--- EXTRACTED TEXT Enclosed Below ---
The group noted that while the pathophysiological process of BRASH syndrome is not well understood, it is thought to be the result of a synergistic effect between AV nodal block and hyperkalemia, resulting in severe bradycardia. This slowed heart rate in turn leads to a “reduction in cardiac output with consequent reduced renal perfusion and acute kidney injury, as well as worsening hyperkalemia,” they wrote. Those who develop BRASH syndrome tend to adhere closely to use of their medications as prescribed, and thus rarely present with excessively elevated blood levels of AV nodal-blocking agents, they added.
The authors explained that the “vicious cycle” seen in BRASH syndrome patients is often initially triggered by hypovolemia or AV nodal-blocking medications. If diagnosis is not timely, the condition can progress, resulting in shock and multiple organ failure requiring transvenous pacing and hemodialysis.
To complicate diagnosis, BRASH syndrome has a wide range of presentations, from asymptomatic bradycardia to cardiac arrest, the authors noted. In this patient’s case, they explained that they suspected BRASH syndrome based on the presence of the five clinical signs referred to by the acronym, combined with the absence of other potentially contributing conditions, such as sepsis or acute heart disease.
While it is well known that hyperkalemia alone can cause bradycardia, this is not usually seen unless potassium levels exceed 7 mg/dL. ECG changes associated with potassium levels of 5.5 to 6.5 mg/dL include peaked T waves, while moderate hyperkalemia is associated with a flattening of P waves and PR prolongation, noted a review article on BRASH syndrome. It is not until potassium levels exceed 7 mg/dL that there are QRS widening and bradycardia, a progression of ECG findings often seen in hyperkalemia-induced bradycardia, but often absent in BRASH syndrome.
The case authors outlined treatment goals, which included correcting hyperkalemia; providing hemodynamic support for bradycardia and hypotension; and addressing any triggering events, such as hypovolemia or AV nodal-blocking medication.
--- End of Enclosed EXTRACTED TEXT ---
--- RECORDED DATA Enclosed Below ---
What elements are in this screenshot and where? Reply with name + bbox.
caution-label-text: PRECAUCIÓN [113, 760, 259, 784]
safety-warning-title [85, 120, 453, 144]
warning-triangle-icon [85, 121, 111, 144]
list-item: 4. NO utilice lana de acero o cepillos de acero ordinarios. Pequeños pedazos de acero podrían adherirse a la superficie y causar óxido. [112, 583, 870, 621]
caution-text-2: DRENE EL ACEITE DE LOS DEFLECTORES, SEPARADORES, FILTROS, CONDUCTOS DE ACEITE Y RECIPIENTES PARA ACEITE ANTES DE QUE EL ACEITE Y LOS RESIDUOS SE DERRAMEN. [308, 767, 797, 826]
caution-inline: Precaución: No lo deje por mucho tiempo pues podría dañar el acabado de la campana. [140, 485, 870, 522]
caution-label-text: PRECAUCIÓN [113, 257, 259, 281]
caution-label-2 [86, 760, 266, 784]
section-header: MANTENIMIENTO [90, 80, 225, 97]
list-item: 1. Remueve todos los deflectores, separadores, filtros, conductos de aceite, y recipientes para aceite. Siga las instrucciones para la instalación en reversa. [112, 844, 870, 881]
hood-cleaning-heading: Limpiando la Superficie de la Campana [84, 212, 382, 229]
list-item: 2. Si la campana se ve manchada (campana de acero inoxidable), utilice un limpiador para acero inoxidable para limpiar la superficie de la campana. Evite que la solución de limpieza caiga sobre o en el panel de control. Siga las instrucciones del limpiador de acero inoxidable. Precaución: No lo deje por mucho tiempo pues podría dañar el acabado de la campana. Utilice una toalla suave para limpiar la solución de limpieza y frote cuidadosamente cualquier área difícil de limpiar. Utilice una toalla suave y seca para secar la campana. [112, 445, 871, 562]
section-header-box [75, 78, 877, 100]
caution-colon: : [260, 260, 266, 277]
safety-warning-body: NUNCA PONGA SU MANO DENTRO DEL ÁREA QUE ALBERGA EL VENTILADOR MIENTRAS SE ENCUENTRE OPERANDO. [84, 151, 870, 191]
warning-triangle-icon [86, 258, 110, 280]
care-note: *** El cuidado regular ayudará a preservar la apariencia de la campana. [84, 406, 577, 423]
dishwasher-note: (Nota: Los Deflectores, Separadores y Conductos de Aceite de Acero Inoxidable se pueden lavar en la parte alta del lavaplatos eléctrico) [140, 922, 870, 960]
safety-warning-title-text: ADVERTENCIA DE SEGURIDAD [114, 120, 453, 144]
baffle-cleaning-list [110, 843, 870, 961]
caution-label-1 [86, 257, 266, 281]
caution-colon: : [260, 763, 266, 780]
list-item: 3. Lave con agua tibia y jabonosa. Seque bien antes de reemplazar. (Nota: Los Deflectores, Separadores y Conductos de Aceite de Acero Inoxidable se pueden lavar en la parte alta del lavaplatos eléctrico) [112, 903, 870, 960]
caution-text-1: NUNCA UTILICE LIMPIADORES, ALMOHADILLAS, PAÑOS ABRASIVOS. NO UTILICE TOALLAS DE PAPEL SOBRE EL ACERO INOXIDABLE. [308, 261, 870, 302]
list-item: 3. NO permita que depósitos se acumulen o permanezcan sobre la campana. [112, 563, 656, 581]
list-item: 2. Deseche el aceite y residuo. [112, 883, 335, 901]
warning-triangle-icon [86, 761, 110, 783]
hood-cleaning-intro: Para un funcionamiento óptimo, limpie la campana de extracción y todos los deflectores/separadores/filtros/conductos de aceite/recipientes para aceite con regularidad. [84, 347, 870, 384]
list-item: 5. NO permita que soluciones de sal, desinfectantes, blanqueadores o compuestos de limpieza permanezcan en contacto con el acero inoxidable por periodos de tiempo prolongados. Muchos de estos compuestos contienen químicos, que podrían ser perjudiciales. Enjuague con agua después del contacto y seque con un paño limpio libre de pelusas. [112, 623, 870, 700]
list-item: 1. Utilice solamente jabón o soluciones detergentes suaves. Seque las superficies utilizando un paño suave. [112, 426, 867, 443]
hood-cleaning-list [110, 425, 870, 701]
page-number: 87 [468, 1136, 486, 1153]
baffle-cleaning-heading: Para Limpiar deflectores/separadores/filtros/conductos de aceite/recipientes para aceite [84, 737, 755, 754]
--- End of Enclosed RECORDED DATA ---
#### EXERCISE A:
In the BRASH syndrome text, what two treatments may be required if the condition progresses because diagnosis is not timely?
#### EXERCISE B:
Reproduce the passage of the BRASH syndrome text word for word, from "While it is" up to and including "AV nodal-blocking medication.".

#### WRITTEN ANSWER A:
Transvenous pacing and hemodialysis.

#### WRITTEN ANSWER B:
While it is well known that hyperkalemia alone can cause bradycardia, this is not usually seen unless potassium levels exceed 7 mg/dL. ECG changes associated with potassium levels of 5.5 to 6.5 mg/dL include peaked T waves, while moderate hyperkalemia is associated with a flattening of P waves and PR prolongation, noted a review article on BRASH syndrome. It is not until potassium levels exceed 7 mg/dL that there are QRS widening and bradycardia, a progression of ECG findings often seen in hyperkalemia-induced bradycardia, but often absent in BRASH syndrome.
The case authors outlined treatment goals, which included correcting hyperkalemia; providing hemodynamic support for bradycardia and hypotension; and addressing any triggering events, such as hypovolemia or AV nodal-blocking medication.